PROBLEMS TO WORK ON:
(1) The passage on assembling viral genomes from plant transcriptomes names several factors that the authors consider important for viral genome assembly. List all of them.
(2) Continue the passage on assembling viral genomes from plant transcriptomes, starting after its final sentence.

EXCERPTED PASSAGE:
We identified ten contigs with no close relatives to known viruses. However, conserved domain prediction and phylogenetic studies have identified a novel virus tentatively named PepVA belonging to the genus Carlavirus. Due to the poly(A) tail of PepVA, it was possible to assemble two complete genomes of PepVA from PJ and TW using only transcriptome data.
Recent studies have demonstrated that plant transcriptome data can be usefully applied in the assembly of complete or nearly complete genomes for several viruses and viroids [6, 14, 25]. In our experience, several factors, such as viral sequence coverage, the amount of viral replication, and sequencing methods, are important for the assembly of viral genomes. The number of sequence reads from paired-end sequencing is twice that from single-end sequencing. In general, paired-end sequencing is optimal for the de novo assembly of plant transcriptomes as well as viral genomes. In this study, we used two well-known de novo assemblers – Trinity and Velvet – for de novo transcriptome assembly and compared their viral genome assembly ability. As we have demonstrated in our recent study , Trinity was far superior for de novo assembly of the virus genome with longer contigs compared with Velvet. In general, velvet generated several short-length contigs, which is not optimal for virus genome assembly; however, the contigs generated by Velvet can be useful for the identification of viruses with low titers. Based on our results, the optimal combination for virus identification and viral genome assembly from plant transcriptomes might be de novo assembly using Trinity with paired-end sequencing. However, we also highly recommend assembling transcriptomes with two methods for virus-associated studies. Previously, many studies have used conventional PCR followed by Sanger sequencing to examine quasispecies of plant RNA and DNA viruses in different hosts [12, 26, 27]. Although the sizes of viral genomes are relatively small, several fragments for a target viral genome should be amplified instead of amplifying a complete viral genome. Furthermore, to understand the comprehensive nature of quasispecies for target viruses, a high level of sequence coverage is necessary. The sequence coverage through the conventional methods composed of PCR and Sanger sequencing is relatively low, while several NGS-based approaches produce numerous sequence reads, which are enough to reveal the quasispecies of target viruses. Therefore, several studies associated with viral quasispecies including viroids have used diverse NGS techniques instead of the PCR-based conventional methods [28,29,30,31].

INFORMATION SHOWN:
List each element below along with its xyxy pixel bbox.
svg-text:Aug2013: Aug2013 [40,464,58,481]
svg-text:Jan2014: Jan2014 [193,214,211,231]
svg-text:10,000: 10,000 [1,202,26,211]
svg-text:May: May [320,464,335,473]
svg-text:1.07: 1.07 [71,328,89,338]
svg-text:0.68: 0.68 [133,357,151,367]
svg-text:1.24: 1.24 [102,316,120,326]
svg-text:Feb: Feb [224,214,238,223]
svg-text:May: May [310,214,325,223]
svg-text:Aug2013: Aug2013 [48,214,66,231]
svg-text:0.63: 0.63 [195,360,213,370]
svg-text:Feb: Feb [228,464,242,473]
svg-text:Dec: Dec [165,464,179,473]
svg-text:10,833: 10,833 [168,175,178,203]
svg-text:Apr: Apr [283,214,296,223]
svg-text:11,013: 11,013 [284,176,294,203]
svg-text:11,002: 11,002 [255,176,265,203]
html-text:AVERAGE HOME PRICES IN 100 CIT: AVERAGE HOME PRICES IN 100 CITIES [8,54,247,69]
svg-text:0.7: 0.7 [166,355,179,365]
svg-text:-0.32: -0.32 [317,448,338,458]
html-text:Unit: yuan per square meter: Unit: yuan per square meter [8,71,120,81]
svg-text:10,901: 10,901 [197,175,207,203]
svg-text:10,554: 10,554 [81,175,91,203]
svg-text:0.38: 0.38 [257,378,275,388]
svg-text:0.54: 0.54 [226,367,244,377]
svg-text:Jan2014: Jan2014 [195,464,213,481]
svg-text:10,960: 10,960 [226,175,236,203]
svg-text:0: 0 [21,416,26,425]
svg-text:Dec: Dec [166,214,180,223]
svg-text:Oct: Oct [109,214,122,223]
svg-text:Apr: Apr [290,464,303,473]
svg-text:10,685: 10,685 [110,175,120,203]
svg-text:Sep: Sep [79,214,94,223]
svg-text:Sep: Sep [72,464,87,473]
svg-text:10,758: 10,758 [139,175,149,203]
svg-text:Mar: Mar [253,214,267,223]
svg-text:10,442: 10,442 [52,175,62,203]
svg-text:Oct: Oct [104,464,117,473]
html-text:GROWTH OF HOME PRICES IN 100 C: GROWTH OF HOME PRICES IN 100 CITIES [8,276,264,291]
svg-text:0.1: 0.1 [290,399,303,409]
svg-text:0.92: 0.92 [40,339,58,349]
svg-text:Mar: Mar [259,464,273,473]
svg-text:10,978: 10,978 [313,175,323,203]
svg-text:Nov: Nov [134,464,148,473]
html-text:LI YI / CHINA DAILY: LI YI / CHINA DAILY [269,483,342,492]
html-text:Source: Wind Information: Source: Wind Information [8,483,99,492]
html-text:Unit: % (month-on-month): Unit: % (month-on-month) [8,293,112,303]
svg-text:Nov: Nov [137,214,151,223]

ANSWERS:
(1)
- Viral sequence coverage
- The amount of viral replication
- Sequencing methods

(2)
The same list of diverse viruses has been infected in two different pepper transcriptomes, indicating that the two cultivars were grown in the same field. The presence of ALPV suggests the sampled pepper plants were severely damaged by aphids, which are vectors for many plant viruses . In addition, the identification of geminiviral components in pepper plants suggests the transmission of geminivirus by Bemisia tabaci . The co-infection of diverse viruses in pepper plants indicates that these plants were naturally grown without any disease control by humans. Therefore, these samples are good examples for studying the natural co-infection of diverse viruses in different pepper cultivars and their quasispecies. A previous study demonstrated that BPEV and TVCV are transmitted by seeds [34, 35]. In addition, a recent study indicates the possible transmission of a geminivirus into tomatoes by seeds . Based on previous results, the co-infection of diverse viruses in pepper plants might also be mediated by not only insect vectors, but also seeds.
In general, the co-infection of various viruses in the host might be harmful for the host. For example, a previous study showed that the mixed infection of two geminiviruses in the pepper plants exhibited a synergistic interaction with increased disease symptoms . Although viruses are regarded as pathogens, some viruses might be good, which means that they are symbiotic partners in the host and play beneficial roles in the plant [38, 39]. In contrast, it is highly possible that some co-infected viruses do not have any association with the host disease symptoms.
The two different pepper cultivars, PJ and TW, have been demonstrated to be susceptible and resistant to diverse viruses, including Pepper leaf curl virus (PepLCV) infection in field conditions [20, 21]. Unexpectedly, we found a significant difference in mutation rates, but not in viral replication. The most surprising result was that out of the five examined viral genomes, BPEV, alphasatellite, and betasatellite exhibited homogenous sequences in TW and heterogeneous sequences displaying quasispecies in PJ. Moreover, the mutation rates for PepVA were also slightly reduced in TW compared with PJ. Based on these results, we infer that the mutation of BPEV, alphasatellite, and betasatellite DNAs was strongly inhibited in TW, which is a resistant cultivar to various pepper viruses. In addition, we found that mutation rates are highly correlated with the size of the viral genome. For example, BPEV with a relatively large dsRNA genome displayed the lowest mutation rate, while DNA-A and betasatellite showed a high level of mutation rates in PJ. We provide the first evidence that the strong inhibition of the viral mutation for dsRNA and satellite DNAs in the plant cultivar leads to resistance to various viruses. We hypothesized that the quasispecies nature of satellite DNAs might be highly correlated with resistance to geminivirus infection.
In this study, we demonstrated that two different pepper cultivars were co-infected by four different viral genomes – ssRNA, dsRNA, ssDNA, and dsDNA. Furthermore, we quantified the amount of viral RNAs for an individual virus and examined the copy numbers for the respective virus. Although two transcriptomes were sequenced by different methods, there were no big differences between two cultivars for viral populations. In addition, we found that the amounts of two satellite DNAs, dsDNA, and dsRNA replications were low, indicating that their replication was very low in the pepper host.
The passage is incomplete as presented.